> [Work to do]: Repeat the listing in full, preserving every character.

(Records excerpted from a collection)
((

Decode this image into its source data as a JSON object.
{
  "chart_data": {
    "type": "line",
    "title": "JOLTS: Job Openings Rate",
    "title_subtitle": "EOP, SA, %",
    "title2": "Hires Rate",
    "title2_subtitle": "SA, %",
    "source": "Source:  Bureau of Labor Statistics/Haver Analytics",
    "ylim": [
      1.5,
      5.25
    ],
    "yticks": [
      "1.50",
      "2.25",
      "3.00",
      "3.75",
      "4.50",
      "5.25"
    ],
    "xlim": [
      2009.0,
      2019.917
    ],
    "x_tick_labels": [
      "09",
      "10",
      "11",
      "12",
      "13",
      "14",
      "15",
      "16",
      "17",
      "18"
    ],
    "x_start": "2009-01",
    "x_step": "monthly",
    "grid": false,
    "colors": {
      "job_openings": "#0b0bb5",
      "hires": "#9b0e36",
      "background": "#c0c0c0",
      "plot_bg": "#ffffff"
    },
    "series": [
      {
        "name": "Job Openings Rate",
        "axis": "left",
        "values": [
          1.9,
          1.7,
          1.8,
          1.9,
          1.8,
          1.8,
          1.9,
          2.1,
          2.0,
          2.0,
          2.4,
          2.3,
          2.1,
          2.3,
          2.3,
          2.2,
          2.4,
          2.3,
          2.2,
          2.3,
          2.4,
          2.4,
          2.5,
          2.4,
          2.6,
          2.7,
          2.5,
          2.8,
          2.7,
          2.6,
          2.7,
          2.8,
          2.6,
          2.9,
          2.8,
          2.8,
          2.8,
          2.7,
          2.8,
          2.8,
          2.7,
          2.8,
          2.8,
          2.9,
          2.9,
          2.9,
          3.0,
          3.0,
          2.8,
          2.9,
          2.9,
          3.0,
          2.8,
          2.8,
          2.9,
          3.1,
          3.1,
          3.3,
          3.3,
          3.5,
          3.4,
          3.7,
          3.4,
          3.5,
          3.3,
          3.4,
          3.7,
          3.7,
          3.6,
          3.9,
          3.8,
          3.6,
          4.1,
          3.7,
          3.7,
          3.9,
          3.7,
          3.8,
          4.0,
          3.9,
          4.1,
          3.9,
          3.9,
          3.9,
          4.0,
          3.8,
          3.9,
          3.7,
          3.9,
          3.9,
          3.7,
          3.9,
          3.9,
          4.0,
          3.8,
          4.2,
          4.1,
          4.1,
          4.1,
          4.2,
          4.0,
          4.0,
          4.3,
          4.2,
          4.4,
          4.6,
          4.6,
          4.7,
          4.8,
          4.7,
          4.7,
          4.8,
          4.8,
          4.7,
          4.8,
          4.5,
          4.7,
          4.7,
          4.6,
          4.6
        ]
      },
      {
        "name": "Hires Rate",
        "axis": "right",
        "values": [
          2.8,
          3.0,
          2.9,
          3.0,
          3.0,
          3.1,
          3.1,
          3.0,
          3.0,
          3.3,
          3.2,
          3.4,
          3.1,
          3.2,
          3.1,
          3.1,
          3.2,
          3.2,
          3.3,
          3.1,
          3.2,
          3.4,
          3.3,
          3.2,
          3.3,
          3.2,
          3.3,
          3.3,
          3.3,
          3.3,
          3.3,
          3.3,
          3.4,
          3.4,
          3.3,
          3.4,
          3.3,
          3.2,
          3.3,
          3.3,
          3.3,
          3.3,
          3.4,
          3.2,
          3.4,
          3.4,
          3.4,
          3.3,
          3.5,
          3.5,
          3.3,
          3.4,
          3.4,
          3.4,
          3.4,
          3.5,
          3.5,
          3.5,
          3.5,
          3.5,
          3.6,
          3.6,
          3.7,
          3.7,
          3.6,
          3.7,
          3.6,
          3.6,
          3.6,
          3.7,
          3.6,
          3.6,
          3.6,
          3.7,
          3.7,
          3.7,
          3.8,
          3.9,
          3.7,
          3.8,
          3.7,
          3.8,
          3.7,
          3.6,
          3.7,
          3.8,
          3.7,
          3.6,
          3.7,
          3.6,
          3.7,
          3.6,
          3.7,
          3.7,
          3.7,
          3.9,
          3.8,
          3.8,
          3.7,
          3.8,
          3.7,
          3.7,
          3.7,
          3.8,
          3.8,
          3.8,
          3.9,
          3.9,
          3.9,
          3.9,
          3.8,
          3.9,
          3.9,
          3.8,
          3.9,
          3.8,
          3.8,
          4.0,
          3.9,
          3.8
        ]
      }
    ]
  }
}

))

> [Reply]:
Decode this image into its source data as a JSON object.
{
  "chart_data": {
    "type": "line",
    "title": "JOLTS: Job Openings Rate",
    "title_subtitle": "EOP, SA, %",
    "title2": "Hires Rate",
    "title2_subtitle": "SA, %",
    "source": "Source:  Bureau of Labor Statistics/Haver Analytics",
    "ylim": [
      1.5,
      5.25
    ],
    "yticks": [
      "1.50",
      "2.25",
      "3.00",
      "3.75",
      "4.50",
      "5.25"
    ],
    "xlim": [
      2009.0,
      2019.917
    ],
    "x_tick_labels": [
      "09",
      "10",
      "11",
      "12",
      "13",
      "14",
      "15",
      "16",
      "17",
      "18"
    ],
    "x_start": "2009-01",
    "x_step": "monthly",
    "grid": false,
    "colors": {
      "job_openings": "#0b0bb5",
      "hires": "#9b0e36",
      "background": "#c0c0c0",
      "plot_bg": "#ffffff"
    },
    "series": [
      {
        "name": "Job Openings Rate",
        "axis": "left",
        "values": [
          1.9,
          1.7,
          1.8,
          1.9,
          1.8,
          1.8,
          1.9,
          2.1,
          2.0,
          2.0,
          2.4,
          2.3,
          2.1,
          2.3,
          2.3,
          2.2,
          2.4,
          2.3,
          2.2,
          2.3,
          2.4,
          2.4,
          2.5,
          2.4,
          2.6,
          2.7,
          2.5,
          2.8,
          2.7,
          2.6,
          2.7,
          2.8,
          2.6,
          2.9,
          2.8,
          2.8,
          2.8,
          2.7,
          2.8,
          2.8,
          2.7,
          2.8,
          2.8,
          2.9,
          2.9,
          2.9,
          3.0,
          3.0,
          2.8,
          2.9,
          2.9,
          3.0,
          2.8,
          2.8,
          2.9,
          3.1,
          3.1,
          3.3,
          3.3,
          3.5,
          3.4,
          3.7,
          3.4,
          3.5,
          3.3,
          3.4,
          3.7,
          3.7,
          3.6,
          3.9,
          3.8,
          3.6,
          4.1,
          3.7,
          3.7,
          3.9,
          3.7,
          3.8,
          4.0,
          3.9,
          4.1,
          3.9,
          3.9,
          3.9,
          4.0,
          3.8,
          3.9,
          3.7,
          3.9,
          3.9,
          3.7,
          3.9,
          3.9,
          4.0,
          3.8,
          4.2,
          4.1,
          4.1,
          4.1,
          4.2,
          4.0,
          4.0,
          4.3,
          4.2,
          4.4,
          4.6,
          4.6,
          4.7,
          4.8,
          4.7,
          4.7,
          4.8,
          4.8,
          4.7,
          4.8,
          4.5,
          4.7,
          4.7,
          4.6,
          4.6
        ]
      },
      {
        "name": "Hires Rate",
        "axis": "right",
        "values": [
          2.8,
          3.0,
          2.9,
          3.0,
          3.0,
          3.1,
          3.1,
          3.0,
          3.0,
          3.3,
          3.2,
          3.4,
          3.1,
          3.2,
          3.1,
          3.1,
          3.2,
          3.2,
          3.3,
          3.1,
          3.2,
          3.4,
          3.3,
          3.2,
          3.3,
          3.2,
          3.3,
          3.3,
          3.3,
          3.3,
          3.3,
          3.3,
          3.4,
          3.4,
          3.3,
          3.4,
          3.3,
          3.2,
          3.3,
          3.3,
          3.3,
          3.3,
          3.4,
          3.2,
          3.4,
          3.4,
          3.4,
          3.3,
          3.5,
          3.5,
          3.3,
          3.4,
          3.4,
          3.4,
          3.4,
          3.5,
          3.5,
          3.5,
          3.5,
          3.5,
          3.6,
          3.6,
          3.7,
          3.7,
          3.6,
          3.7,
          3.6,
          3.6,
          3.6,
          3.7,
          3.6,
          3.6,
          3.6,
          3.7,
          3.7,
          3.7,
          3.8,
          3.9,
          3.7,
          3.8,
          3.7,
          3.8,
          3.7,
          3.6,
          3.7,
          3.8,
          3.7,
          3.6,
          3.7,
          3.6,
          3.7,
          3.6,
          3.7,
          3.7,
          3.7,
          3.9,
          3.8,
          3.8,
          3.7,
          3.8,
          3.7,
          3.7,
          3.7,
          3.8,
          3.8,
          3.8,
          3.9,
          3.9,
          3.9,
          3.9,
          3.8,
          3.9,
          3.9,
          3.8,
          3.9,
          3.8,
          3.8,
          4.0,
          3.9,
          3.8
        ]
      }
    ]
  }
}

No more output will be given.